▸ **The exercise**: Gather every line in the records below that contains the word "także".

***** Extracted data

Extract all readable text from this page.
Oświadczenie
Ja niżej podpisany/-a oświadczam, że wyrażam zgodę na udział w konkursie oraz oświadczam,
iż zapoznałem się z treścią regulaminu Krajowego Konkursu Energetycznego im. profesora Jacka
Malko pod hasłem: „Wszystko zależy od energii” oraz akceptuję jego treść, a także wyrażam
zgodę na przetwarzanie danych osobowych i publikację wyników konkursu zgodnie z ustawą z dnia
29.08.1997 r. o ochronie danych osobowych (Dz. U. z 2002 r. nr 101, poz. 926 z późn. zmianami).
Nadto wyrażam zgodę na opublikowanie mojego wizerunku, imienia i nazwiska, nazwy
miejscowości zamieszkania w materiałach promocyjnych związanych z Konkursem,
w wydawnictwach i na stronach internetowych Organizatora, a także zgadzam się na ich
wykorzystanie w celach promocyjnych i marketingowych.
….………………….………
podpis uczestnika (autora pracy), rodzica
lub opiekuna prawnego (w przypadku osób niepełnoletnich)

**********

▸ **Answer to this exercise**:
Malko pod hasłem: „Wszystko zależy od energii” oraz akceptuję jego treść, a także wyrażam
w wydawnictwach i na stronach internetowych Organizatora, a także zgadzam się na ich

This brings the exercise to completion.